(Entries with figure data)
-------
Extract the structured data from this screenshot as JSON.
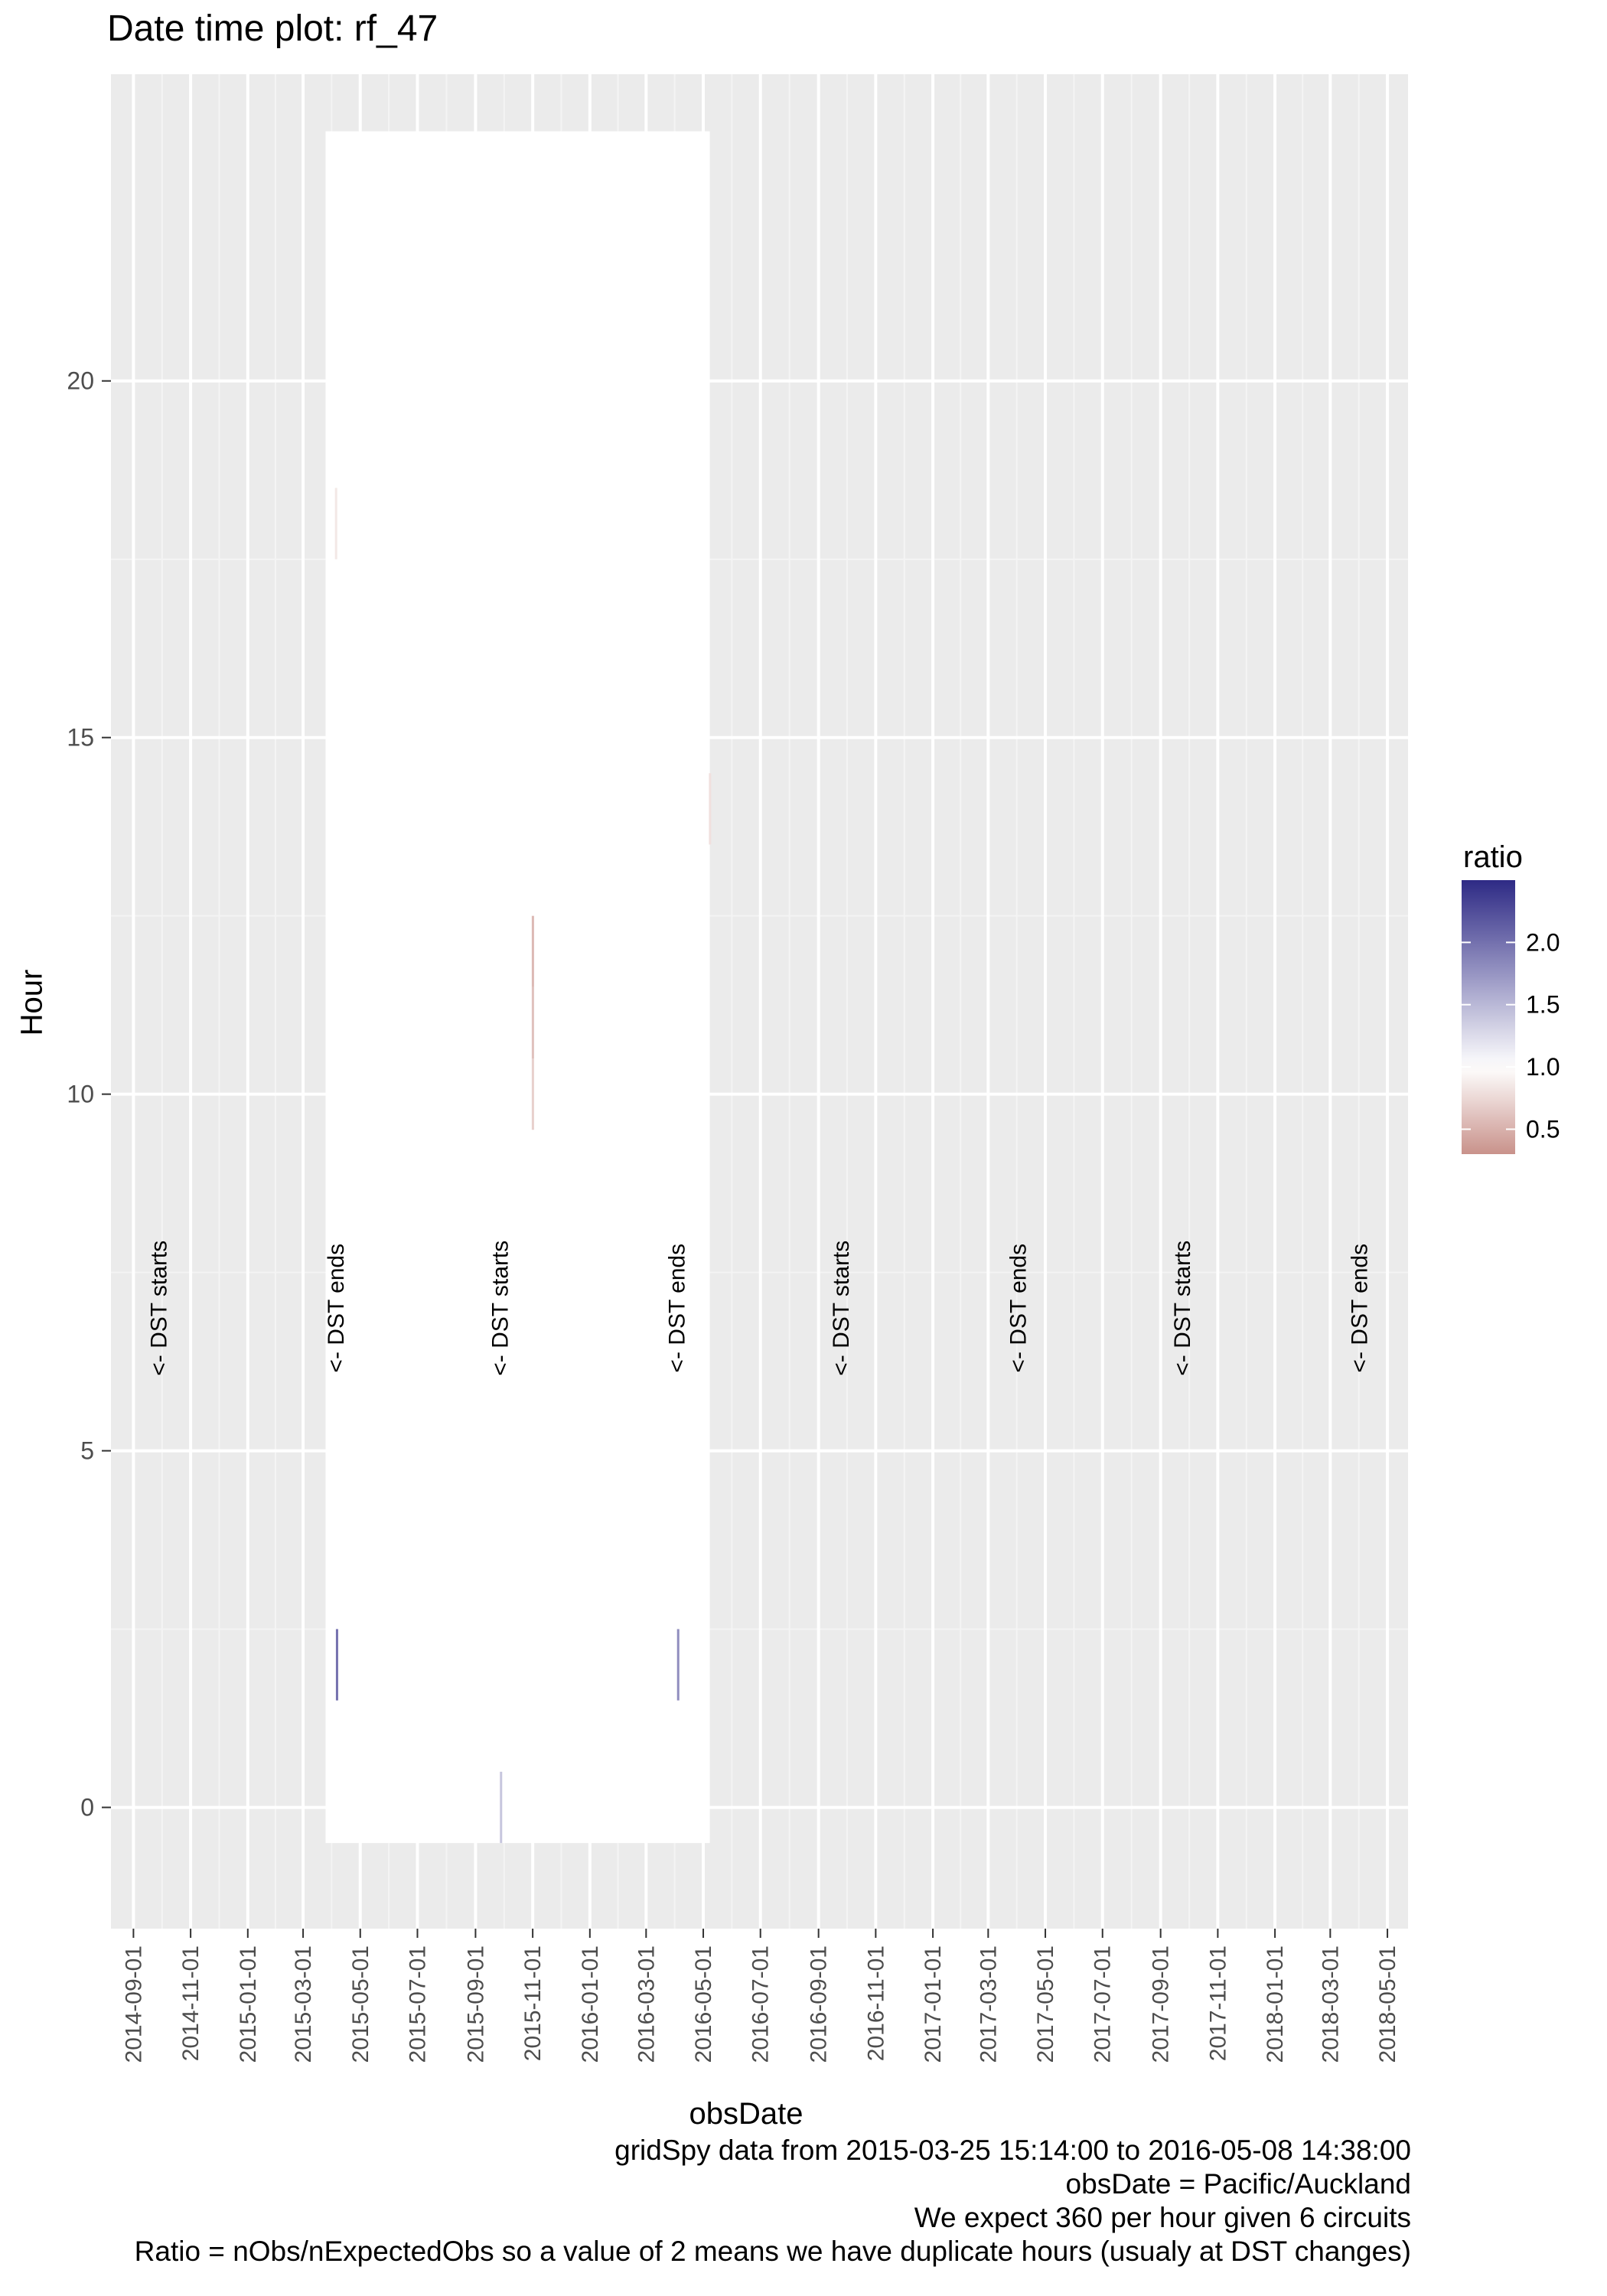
{
  "chart_data": {
    "type": "heatmap",
    "title": "Date time plot: rf_47",
    "xlabel": "obsDate",
    "ylabel": "Hour",
    "x_ticks": [
      "2014-09-01",
      "2014-11-01",
      "2015-01-01",
      "2015-03-01",
      "2015-05-01",
      "2015-07-01",
      "2015-09-01",
      "2015-11-01",
      "2016-01-01",
      "2016-03-01",
      "2016-05-01",
      "2016-07-01",
      "2016-09-01",
      "2016-11-01",
      "2017-01-01",
      "2017-03-01",
      "2017-05-01",
      "2017-07-01",
      "2017-09-01",
      "2017-11-01",
      "2018-01-01",
      "2018-03-01",
      "2018-05-01"
    ],
    "xlim": [
      "2014-08-08",
      "2018-05-23"
    ],
    "y_ticks": [
      0,
      5,
      10,
      15,
      20
    ],
    "ylim": [
      -1.7,
      24.3
    ],
    "grid": true,
    "data_range": {
      "from": "2015-03-25",
      "to": "2016-05-08",
      "hours": [
        0,
        23
      ],
      "base_ratio": 1.0
    },
    "cells": [
      {
        "date": "2015-10-31",
        "hour": 12,
        "ratio": 0.55
      },
      {
        "date": "2015-10-31",
        "hour": 10,
        "ratio": 0.7
      },
      {
        "date": "2015-10-31",
        "hour": 11,
        "ratio": 0.6
      },
      {
        "date": "2015-04-05",
        "hour": 2,
        "ratio": 2.0
      },
      {
        "date": "2016-04-03",
        "hour": 2,
        "ratio": 1.8
      },
      {
        "date": "2016-05-07",
        "hour": 14,
        "ratio": 0.8
      },
      {
        "date": "2015-04-04",
        "hour": 18,
        "ratio": 0.85
      },
      {
        "date": "2015-09-27",
        "hour": 0,
        "ratio": 1.4
      }
    ],
    "annotations": [
      {
        "date": "2014-09-28",
        "label": "<- DST starts"
      },
      {
        "date": "2015-04-05",
        "label": "<- DST ends"
      },
      {
        "date": "2015-09-27",
        "label": "<- DST starts"
      },
      {
        "date": "2016-04-03",
        "label": "<- DST ends"
      },
      {
        "date": "2016-09-25",
        "label": "<- DST starts"
      },
      {
        "date": "2017-04-02",
        "label": "<- DST ends"
      },
      {
        "date": "2017-09-24",
        "label": "<- DST starts"
      },
      {
        "date": "2018-04-01",
        "label": "<- DST ends"
      }
    ],
    "annotation_hour": 7,
    "legend": {
      "title": "ratio",
      "position": "right",
      "ticks": [
        2.0,
        1.5,
        1.0,
        0.5
      ],
      "tick_labels": [
        "2.0",
        "1.5",
        "1.0",
        "0.5"
      ],
      "range": [
        0.3,
        2.5
      ],
      "colors": {
        "low": "#c9928b",
        "mid": "#ffffff",
        "high": "#2e2a85"
      }
    },
    "caption": [
      "gridSpy data from 2015-03-25 15:14:00 to 2016-05-08 14:38:00",
      "obsDate = Pacific/Auckland",
      "We expect 360 per hour given 6 circuits",
      "Ratio = nObs/nExpectedObs so a value of 2 means we have duplicate hours (usualy at DST changes)"
    ]
  },
  "colors": {
    "panel_background": "#ebebeb",
    "grid_major": "#ffffff",
    "axis_text": "#4d4d4d",
    "tick": "#333333"
  }
}
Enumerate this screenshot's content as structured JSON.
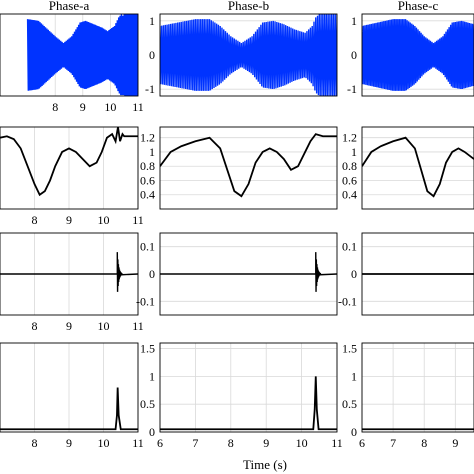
{
  "figure": {
    "xlabel": "Time (s)",
    "columns": [
      "Phase-a",
      "Phase-b",
      "Phase-c"
    ]
  },
  "chart_data": [
    {
      "type": "line",
      "row": 0,
      "col": 0,
      "title": "Phase-a",
      "xlim": [
        6,
        11
      ],
      "ylim": [
        -1.2,
        1.2
      ],
      "xticks": [
        "8",
        "9",
        "10",
        "11"
      ],
      "yticks": [],
      "color": "#0033ff",
      "series": [
        {
          "kind": "oscillation",
          "envelope": {
            "x": [
              7.0,
              7.4,
              7.6,
              8.0,
              8.3,
              8.6,
              8.9,
              9.1,
              9.4,
              9.7,
              9.9,
              10.15,
              10.3,
              10.4,
              10.45,
              10.5,
              10.6,
              11.0
            ],
            "values": [
              1.05,
              1.0,
              0.85,
              0.55,
              0.35,
              0.55,
              0.95,
              1.0,
              0.9,
              0.8,
              0.7,
              0.85,
              1.1,
              1.2,
              1.15,
              1.2,
              1.2,
              1.2
            ]
          }
        }
      ]
    },
    {
      "type": "line",
      "row": 0,
      "col": 1,
      "title": "Phase-b",
      "xlim": [
        6,
        11
      ],
      "ylim": [
        -1.2,
        1.2
      ],
      "xticks": [],
      "yticks": [
        "-1",
        "0",
        "1"
      ],
      "color": "#0033ff",
      "series": [
        {
          "kind": "oscillation",
          "envelope": {
            "x": [
              6.0,
              6.5,
              7.0,
              7.4,
              7.7,
              8.0,
              8.3,
              8.6,
              8.9,
              9.2,
              9.5,
              9.8,
              10.1,
              10.3,
              10.4,
              10.5,
              10.7,
              11.0
            ],
            "values": [
              0.85,
              0.95,
              1.05,
              1.05,
              0.85,
              0.55,
              0.35,
              0.55,
              0.95,
              1.0,
              0.9,
              0.75,
              0.65,
              0.85,
              1.1,
              1.2,
              1.2,
              1.2
            ]
          }
        }
      ]
    },
    {
      "type": "line",
      "row": 0,
      "col": 2,
      "title": "Phase-c",
      "xlim": [
        6,
        9.6
      ],
      "ylim": [
        -1.2,
        1.2
      ],
      "xticks": [],
      "yticks": [
        "-1",
        "0",
        "1"
      ],
      "color": "#0033ff",
      "series": [
        {
          "kind": "oscillation",
          "envelope": {
            "x": [
              6.0,
              6.5,
              7.0,
              7.4,
              7.7,
              8.0,
              8.3,
              8.6,
              8.9,
              9.2,
              9.6
            ],
            "values": [
              0.85,
              0.95,
              1.05,
              1.05,
              0.85,
              0.55,
              0.35,
              0.55,
              0.95,
              1.0,
              0.9
            ]
          }
        }
      ]
    },
    {
      "type": "line",
      "row": 1,
      "col": 0,
      "xlim": [
        7.0,
        11
      ],
      "ylim": [
        0.2,
        1.35
      ],
      "xticks": [
        "8",
        "9",
        "10",
        "11"
      ],
      "yticks": [],
      "color": "#000000",
      "series": [
        {
          "x": [
            7.0,
            7.2,
            7.4,
            7.6,
            7.8,
            8.0,
            8.15,
            8.3,
            8.45,
            8.6,
            8.8,
            9.0,
            9.2,
            9.4,
            9.6,
            9.8,
            9.95,
            10.1,
            10.25,
            10.35,
            10.42,
            10.48,
            10.55,
            10.6,
            11.0
          ],
          "values": [
            1.2,
            1.22,
            1.18,
            1.05,
            0.8,
            0.55,
            0.4,
            0.45,
            0.6,
            0.8,
            1.0,
            1.05,
            1.0,
            0.9,
            0.8,
            0.85,
            1.0,
            1.2,
            1.25,
            1.15,
            1.35,
            1.15,
            1.25,
            1.22,
            1.22
          ]
        }
      ]
    },
    {
      "type": "line",
      "row": 1,
      "col": 1,
      "xlim": [
        6,
        11
      ],
      "ylim": [
        0.2,
        1.35
      ],
      "xticks": [],
      "yticks": [
        "0.4",
        "0.6",
        "0.8",
        "1",
        "1.2"
      ],
      "color": "#000000",
      "series": [
        {
          "x": [
            6.0,
            6.3,
            6.6,
            7.0,
            7.4,
            7.7,
            7.9,
            8.1,
            8.3,
            8.5,
            8.7,
            8.9,
            9.1,
            9.3,
            9.5,
            9.7,
            9.9,
            10.1,
            10.25,
            10.4,
            10.6,
            11.0
          ],
          "values": [
            0.8,
            1.0,
            1.08,
            1.15,
            1.2,
            1.05,
            0.75,
            0.45,
            0.38,
            0.55,
            0.85,
            1.0,
            1.05,
            1.0,
            0.9,
            0.75,
            0.8,
            1.0,
            1.15,
            1.25,
            1.22,
            1.22
          ]
        }
      ]
    },
    {
      "type": "line",
      "row": 1,
      "col": 2,
      "xlim": [
        6,
        9.6
      ],
      "ylim": [
        0.2,
        1.35
      ],
      "xticks": [],
      "yticks": [
        "0.4",
        "0.6",
        "0.8",
        "1",
        "1.2"
      ],
      "color": "#000000",
      "series": [
        {
          "x": [
            6.0,
            6.3,
            6.6,
            7.0,
            7.4,
            7.7,
            7.9,
            8.1,
            8.3,
            8.5,
            8.7,
            8.9,
            9.1,
            9.3,
            9.6
          ],
          "values": [
            0.8,
            1.0,
            1.08,
            1.15,
            1.2,
            1.05,
            0.75,
            0.45,
            0.38,
            0.55,
            0.85,
            1.0,
            1.05,
            1.0,
            0.9
          ]
        }
      ]
    },
    {
      "type": "line",
      "row": 2,
      "col": 0,
      "xlim": [
        7.0,
        11
      ],
      "ylim": [
        -0.15,
        0.15
      ],
      "xticks": [
        "8",
        "9",
        "10",
        "11"
      ],
      "yticks": [],
      "color": "#000000",
      "series": [
        {
          "kind": "transient",
          "t0": 10.4,
          "amplitude": 0.08,
          "x": [
            7.0,
            11.0
          ],
          "values": [
            0,
            0
          ]
        }
      ]
    },
    {
      "type": "line",
      "row": 2,
      "col": 1,
      "xlim": [
        6,
        11
      ],
      "ylim": [
        -0.15,
        0.15
      ],
      "xticks": [],
      "yticks": [
        "-0.1",
        "0",
        "0.1"
      ],
      "color": "#000000",
      "series": [
        {
          "kind": "transient",
          "t0": 10.4,
          "amplitude": 0.08,
          "x": [
            6.0,
            11.0
          ],
          "values": [
            0,
            0
          ]
        }
      ]
    },
    {
      "type": "line",
      "row": 2,
      "col": 2,
      "xlim": [
        6,
        9.6
      ],
      "ylim": [
        -0.15,
        0.15
      ],
      "xticks": [],
      "yticks": [
        "-0.1",
        "0",
        "0.1"
      ],
      "color": "#000000",
      "series": [
        {
          "x": [
            6.0,
            9.6
          ],
          "values": [
            0,
            0
          ]
        }
      ]
    },
    {
      "type": "line",
      "row": 3,
      "col": 0,
      "xlim": [
        7.0,
        11
      ],
      "ylim": [
        0,
        1.6
      ],
      "xticks": [
        "8",
        "9",
        "10",
        "11"
      ],
      "yticks": [],
      "color": "#000000",
      "series": [
        {
          "x": [
            7.0,
            10.35,
            10.39,
            10.41,
            10.44,
            10.5,
            11.0
          ],
          "values": [
            0.05,
            0.05,
            0.3,
            0.8,
            0.3,
            0.05,
            0.05
          ]
        }
      ]
    },
    {
      "type": "line",
      "row": 3,
      "col": 1,
      "xlim": [
        6,
        11
      ],
      "ylim": [
        0,
        1.6
      ],
      "xticks": [
        "6",
        "7",
        "8",
        "9",
        "10",
        "11"
      ],
      "yticks": [
        "0",
        "0.5",
        "1",
        "1.5"
      ],
      "color": "#000000",
      "series": [
        {
          "x": [
            6.0,
            10.33,
            10.37,
            10.4,
            10.43,
            10.48,
            11.0
          ],
          "values": [
            0.05,
            0.05,
            0.4,
            1.0,
            0.4,
            0.05,
            0.05
          ]
        }
      ]
    },
    {
      "type": "line",
      "row": 3,
      "col": 2,
      "xlim": [
        6,
        9.6
      ],
      "ylim": [
        0,
        1.6
      ],
      "xticks": [
        "6",
        "7",
        "8",
        "9"
      ],
      "yticks": [
        "0",
        "0.5",
        "1",
        "1.5"
      ],
      "color": "#000000",
      "series": [
        {
          "x": [
            6.0,
            9.6
          ],
          "values": [
            0.05,
            0.05
          ]
        }
      ]
    }
  ]
}
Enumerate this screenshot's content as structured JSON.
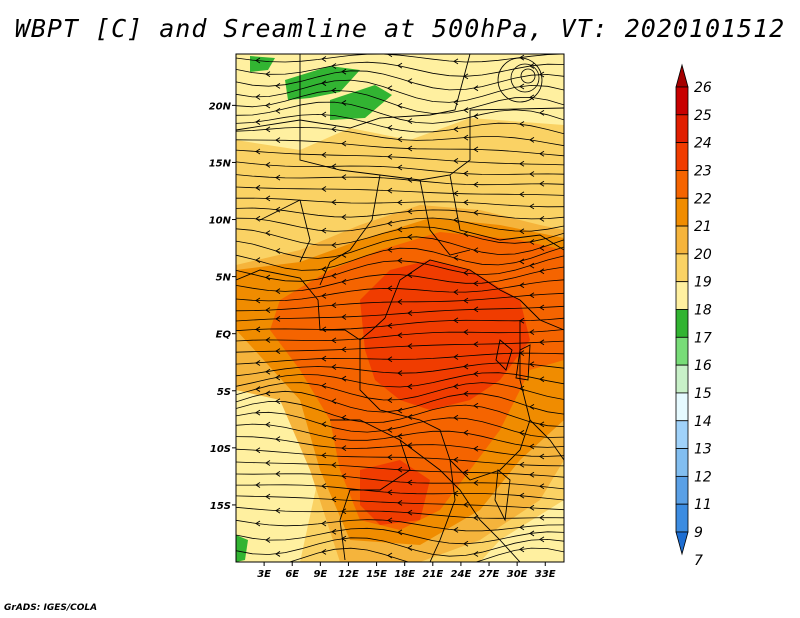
-------
● **THE PROBLEM**: Each line that holds the word "from" is to be copied.

● **REPLY TO THE TASK**:
Extract the structured data from this screenshot as JSON.
      "from": "2015-03-25",
      "gridSpy data from 2015-03-25 15:14:00 to 2016-05-08 14:38:00",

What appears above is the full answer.